- YOUR TASK
Pictures don't belong in the copy; print all the records exactly.

* begin DATA LINES *

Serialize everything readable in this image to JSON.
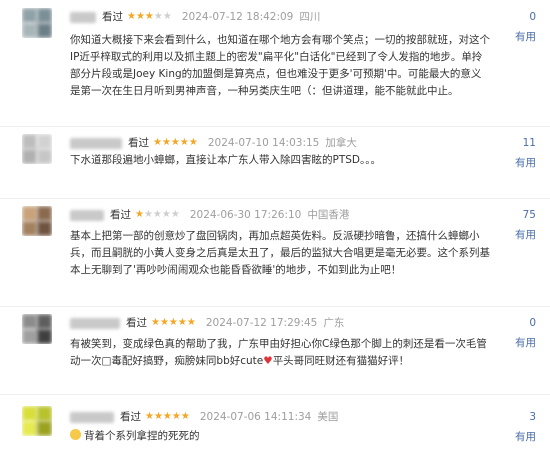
{
  "comments": [
    {
      "watched": "看过",
      "rating": 3,
      "time": "2024-07-12 18:42:09",
      "location": "四川",
      "votes": "0",
      "vote_label": "有用",
      "content": "你知道大概接下来会看到什么，也知道在哪个地方会有哪个笑点；一切的按部就班，对这个IP近乎梓取式的利用以及抓主题上的密发\"扁平化\"白话化\"已经到了令人发指的地步。单拎部分片段或是Joey King的加盟倒是算亮点，但也难没于更多'可预期'中。可能最大的意义是第一次在生日月听到男神声音，一种另类庆生吧（：但讲道理，能不能就此中止。"
    },
    {
      "watched": "看过",
      "rating": 5,
      "time": "2024-07-10 14:03:15",
      "location": "加拿大",
      "votes": "11",
      "vote_label": "有用",
      "content": "下水道那段遍地小蟑螂，直接让本广东人带入除四害眩的PTSD。。。"
    },
    {
      "watched": "看过",
      "rating": 1,
      "time": "2024-06-30 17:26:10",
      "location": "中国香港",
      "votes": "75",
      "vote_label": "有用",
      "content": "基本上把第一部的创意炒了盘回锅肉，再加点超英佐料。反派硬抄暗鲁，还搞什么蟑螂小兵，而且嗣胱的小黄人变身之后真是太丑了，最后的监狱大合唱更是毫无必要。这个系列基本上无聊到了'再吵吵闹闹观众也能昏昏欲睡'的地步，不如到此为止吧！"
    },
    {
      "watched": "看过",
      "rating": 5,
      "time": "2024-07-12 17:29:45",
      "location": "广东",
      "votes": "0",
      "vote_label": "有用",
      "content": "有被笑到，变成绿色真的帮助了我，广东甲由好担心你C绿色那个脚上的刺还是看一次毛管动一次□毒配好搞野，痴膀妹同bb好cute",
      "content_after_heart": "平头哥同旺财还有猫猫好评！",
      "heart": "♥"
    },
    {
      "watched": "看过",
      "rating": 5,
      "time": "2024-07-06 14:11:34",
      "location": "美国",
      "votes": "3",
      "vote_label": "有用",
      "content": "背着个系列拿捏的死死的",
      "emoji": "smile-emoji"
    }
  ],
  "colors": {
    "star_on": "#f5a623",
    "star_off": "#cfcfcf",
    "link": "#4a6ea9",
    "meta": "#9e9e9e"
  }
}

* end DATA LINES *

- RESULT OF THE TASK
Serialize everything readable in this image to JSON.
{
  "comments": [
    {
      "watched": "看过",
      "rating": 3,
      "time": "2024-07-12 18:42:09",
      "location": "四川",
      "votes": "0",
      "vote_label": "有用",
      "content": "你知道大概接下来会看到什么，也知道在哪个地方会有哪个笑点；一切的按部就班，对这个IP近乎梓取式的利用以及抓主题上的密发\"扁平化\"白话化\"已经到了令人发指的地步。单拎部分片段或是Joey King的加盟倒是算亮点，但也难没于更多'可预期'中。可能最大的意义是第一次在生日月听到男神声音，一种另类庆生吧（：但讲道理，能不能就此中止。"
    },
    {
      "watched": "看过",
      "rating": 5,
      "time": "2024-07-10 14:03:15",
      "location": "加拿大",
      "votes": "11",
      "vote_label": "有用",
      "content": "下水道那段遍地小蟑螂，直接让本广东人带入除四害眩的PTSD。。。"
    },
    {
      "watched": "看过",
      "rating": 1,
      "time": "2024-06-30 17:26:10",
      "location": "中国香港",
      "votes": "75",
      "vote_label": "有用",
      "content": "基本上把第一部的创意炒了盘回锅肉，再加点超英佐料。反派硬抄暗鲁，还搞什么蟑螂小兵，而且嗣胱的小黄人变身之后真是太丑了，最后的监狱大合唱更是毫无必要。这个系列基本上无聊到了'再吵吵闹闹观众也能昏昏欲睡'的地步，不如到此为止吧！"
    },
    {
      "watched": "看过",
      "rating": 5,
      "time": "2024-07-12 17:29:45",
      "location": "广东",
      "votes": "0",
      "vote_label": "有用",
      "content": "有被笑到，变成绿色真的帮助了我，广东甲由好担心你C绿色那个脚上的刺还是看一次毛管动一次□毒配好搞野，痴膀妹同bb好cute",
      "content_after_heart": "平头哥同旺财还有猫猫好评！",
      "heart": "♥"
    },
    {
      "watched": "看过",
      "rating": 5,
      "time": "2024-07-06 14:11:34",
      "location": "美国",
      "votes": "3",
      "vote_label": "有用",
      "content": "背着个系列拿捏的死死的",
      "emoji": "smile-emoji"
    }
  ],
  "colors": {
    "star_on": "#f5a623",
    "star_off": "#cfcfcf",
    "link": "#4a6ea9",
    "meta": "#9e9e9e"
  }
}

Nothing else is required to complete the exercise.